Short task:
Pick out each line of the records that includes the string "label", and copy it.
──────
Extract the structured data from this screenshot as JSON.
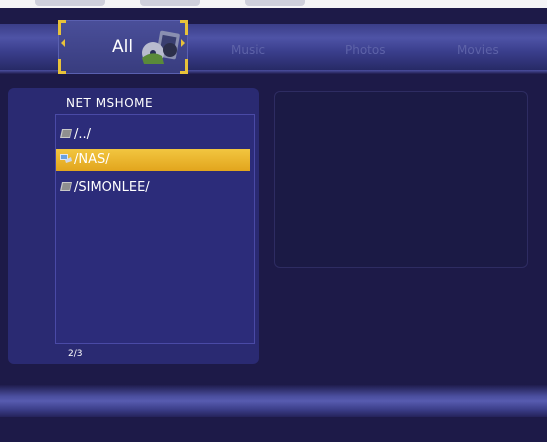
{
  "tabs": [
    {
      "label": "All",
      "icon": "media-icon",
      "active": true
    },
    {
      "label": "Music",
      "active": false
    },
    {
      "label": "Photos",
      "active": false
    },
    {
      "label": "Movies",
      "active": false
    }
  ],
  "browser": {
    "title": "NET  MSHOME",
    "items": [
      {
        "label": "/../",
        "icon": "folder-icon",
        "selected": false
      },
      {
        "label": "/NAS/",
        "icon": "network-drive-icon",
        "selected": true
      },
      {
        "label": "/SIMONLEE/",
        "icon": "folder-icon",
        "selected": false
      }
    ],
    "position": "2/3"
  },
  "colors": {
    "background": "#1d1a48",
    "panel": "#2a2a72",
    "selection": "#eab52c",
    "inactive_tab_text": "#5d62a8",
    "accent": "#e8c23a"
  }
}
──────
Reply to the task:
      "label": "All",
      "label": "Music",
      "label": "Photos",
      "label": "Movies",
        "label": "/../",
        "label": "/NAS/",
        "label": "/SIMONLEE/",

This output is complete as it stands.